═══ INFORMATION SUPPLIED ═══
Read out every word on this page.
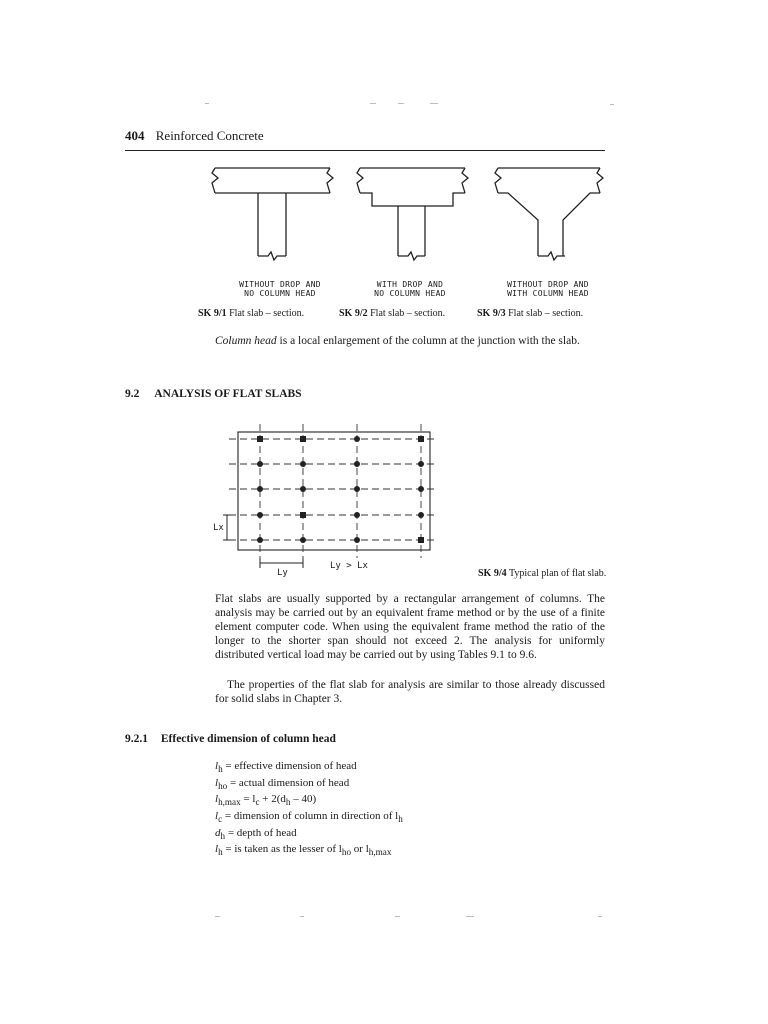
404 Reinforced Concrete
WITHOUT DROP AND
NO COLUMN HEAD
WITH DROP AND
NO COLUMN HEAD
WITHOUT DROP AND
WITH COLUMN HEAD
SK 9/1 Flat slab – section.	SK 9/2 Flat slab – section.	SK 9/3 Flat slab – section.
Column head is a local enlargement of the column at the junction with the slab.
9.2 ANALYSIS OF FLAT SLABS
Lx
Ly
Ly > Lx
SK 9/4 Typical plan of flat slab.
Flat slabs are usually supported by a rectangular arrangement of columns. The analysis may be carried out by an equivalent frame method or by the use of a finite element computer code. When using the equivalent frame method the ratio of the longer to the shorter span should not exceed 2. The analysis for uniformly distributed vertical load may be carried out by using Tables 9.1 to 9.6.
The properties of the flat slab for analysis are similar to those already discussed for solid slabs in Chapter 3.
9.2.1 Effective dimension of column head
$l_h$ = effective dimension of head
$l_{ho}$ = actual dimension of head
$l_{h,max} = l_c + 2(d_h - 40)$
$l_c$ = dimension of column in direction of $l_h$
$d_h$ = depth of head
$l_h$ = is taken as the lesser of $l_{ho}$ or $l_{h,max}$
═══
* **TASK TO COMPLETE**:
Quote the material word for word, dropping any images it holds.

* **THE RESPONSE**:
Read out every word on this page.
404 Reinforced Concrete
WITHOUT DROP AND
NO COLUMN HEAD
WITH DROP AND
NO COLUMN HEAD
WITHOUT DROP AND
WITH COLUMN HEAD
SK 9/1 Flat slab – section.	SK 9/2 Flat slab – section.	SK 9/3 Flat slab – section.
Column head is a local enlargement of the column at the junction with the slab.
9.2 ANALYSIS OF FLAT SLABS
Lx
Ly
Ly > Lx
SK 9/4 Typical plan of flat slab.
Flat slabs are usually supported by a rectangular arrangement of columns. The analysis may be carried out by an equivalent frame method or by the use of a finite element computer code. When using the equivalent frame method the ratio of the longer to the shorter span should not exceed 2. The analysis for uniformly distributed vertical load may be carried out by using Tables 9.1 to 9.6.
The properties of the flat slab for analysis are similar to those already discussed for solid slabs in Chapter 3.
9.2.1 Effective dimension of column head
$l_h$ = effective dimension of head
$l_{ho}$ = actual dimension of head
$l_{h,max} = l_c + 2(d_h - 40)$
$l_c$ = dimension of column in direction of $l_h$
$d_h$ = depth of head
$l_h$ = is taken as the lesser of $l_{ho}$ or $l_{h,max}$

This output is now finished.